#### [AIM OF THE TASK]
Copy out the records in full, word for word, without pictures.

#### [DATASET RECORDS]
=====

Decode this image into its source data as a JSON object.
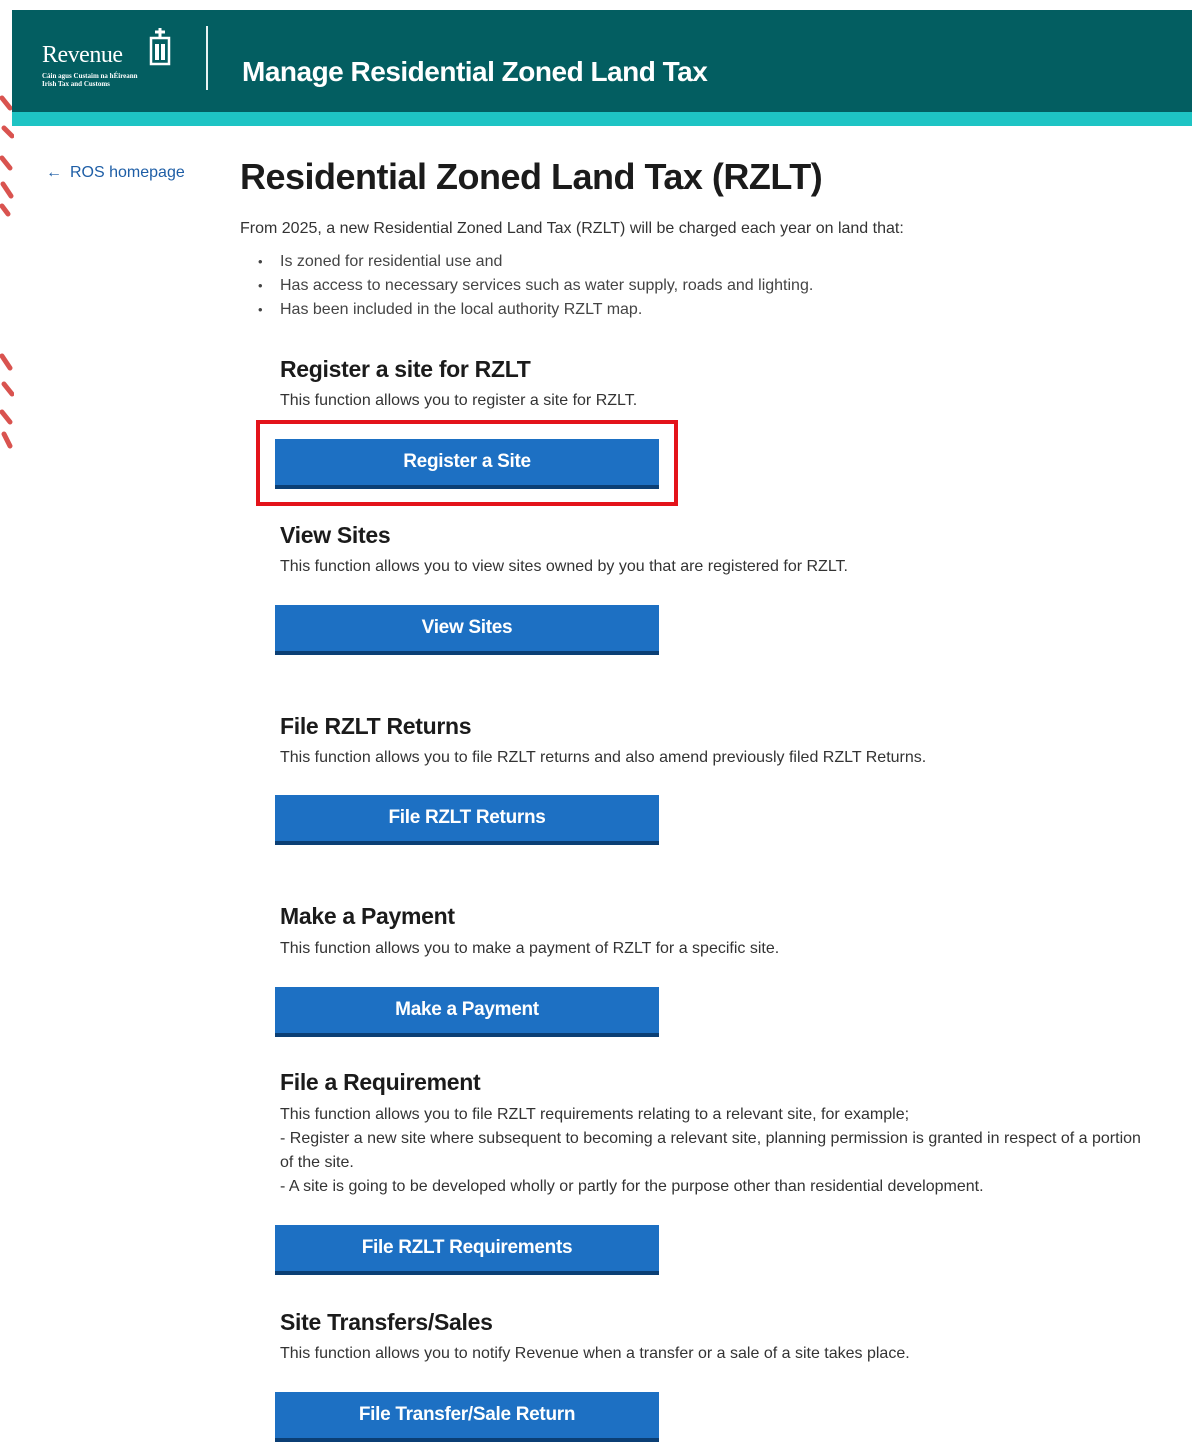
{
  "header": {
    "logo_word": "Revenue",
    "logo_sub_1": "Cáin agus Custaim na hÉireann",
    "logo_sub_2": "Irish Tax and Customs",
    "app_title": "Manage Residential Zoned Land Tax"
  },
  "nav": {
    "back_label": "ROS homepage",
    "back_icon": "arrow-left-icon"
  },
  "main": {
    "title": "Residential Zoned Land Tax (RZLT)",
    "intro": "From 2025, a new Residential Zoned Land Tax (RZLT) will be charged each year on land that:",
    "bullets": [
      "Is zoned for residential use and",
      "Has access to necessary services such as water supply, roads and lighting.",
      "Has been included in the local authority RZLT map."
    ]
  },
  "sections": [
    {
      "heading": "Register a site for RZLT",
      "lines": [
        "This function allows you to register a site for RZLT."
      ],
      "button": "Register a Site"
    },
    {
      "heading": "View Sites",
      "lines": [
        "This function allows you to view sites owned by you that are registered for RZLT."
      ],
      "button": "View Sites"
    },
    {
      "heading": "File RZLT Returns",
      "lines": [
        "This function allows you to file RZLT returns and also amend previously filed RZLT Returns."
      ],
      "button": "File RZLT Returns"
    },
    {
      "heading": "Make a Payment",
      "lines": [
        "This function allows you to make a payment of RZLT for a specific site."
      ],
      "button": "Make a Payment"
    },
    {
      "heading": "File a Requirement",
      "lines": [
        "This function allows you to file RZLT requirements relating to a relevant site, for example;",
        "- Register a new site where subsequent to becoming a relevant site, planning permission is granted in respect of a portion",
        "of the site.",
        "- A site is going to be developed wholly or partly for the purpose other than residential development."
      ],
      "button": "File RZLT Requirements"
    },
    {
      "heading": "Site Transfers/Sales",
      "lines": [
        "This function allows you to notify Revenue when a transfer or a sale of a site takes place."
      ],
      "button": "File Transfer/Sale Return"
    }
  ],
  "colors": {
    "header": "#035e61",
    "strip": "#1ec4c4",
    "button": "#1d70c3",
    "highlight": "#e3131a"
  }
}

=====

#### [FINISHED TASK]
Decode this image into its source data as a JSON object.
{
  "header": {
    "logo_word": "Revenue",
    "logo_sub_1": "Cáin agus Custaim na hÉireann",
    "logo_sub_2": "Irish Tax and Customs",
    "app_title": "Manage Residential Zoned Land Tax"
  },
  "nav": {
    "back_label": "ROS homepage",
    "back_icon": "arrow-left-icon"
  },
  "main": {
    "title": "Residential Zoned Land Tax (RZLT)",
    "intro": "From 2025, a new Residential Zoned Land Tax (RZLT) will be charged each year on land that:",
    "bullets": [
      "Is zoned for residential use and",
      "Has access to necessary services such as water supply, roads and lighting.",
      "Has been included in the local authority RZLT map."
    ]
  },
  "sections": [
    {
      "heading": "Register a site for RZLT",
      "lines": [
        "This function allows you to register a site for RZLT."
      ],
      "button": "Register a Site"
    },
    {
      "heading": "View Sites",
      "lines": [
        "This function allows you to view sites owned by you that are registered for RZLT."
      ],
      "button": "View Sites"
    },
    {
      "heading": "File RZLT Returns",
      "lines": [
        "This function allows you to file RZLT returns and also amend previously filed RZLT Returns."
      ],
      "button": "File RZLT Returns"
    },
    {
      "heading": "Make a Payment",
      "lines": [
        "This function allows you to make a payment of RZLT for a specific site."
      ],
      "button": "Make a Payment"
    },
    {
      "heading": "File a Requirement",
      "lines": [
        "This function allows you to file RZLT requirements relating to a relevant site, for example;",
        "- Register a new site where subsequent to becoming a relevant site, planning permission is granted in respect of a portion",
        "of the site.",
        "- A site is going to be developed wholly or partly for the purpose other than residential development."
      ],
      "button": "File RZLT Requirements"
    },
    {
      "heading": "Site Transfers/Sales",
      "lines": [
        "This function allows you to notify Revenue when a transfer or a sale of a site takes place."
      ],
      "button": "File Transfer/Sale Return"
    }
  ],
  "colors": {
    "header": "#035e61",
    "strip": "#1ec4c4",
    "button": "#1d70c3",
    "highlight": "#e3131a"
  }
}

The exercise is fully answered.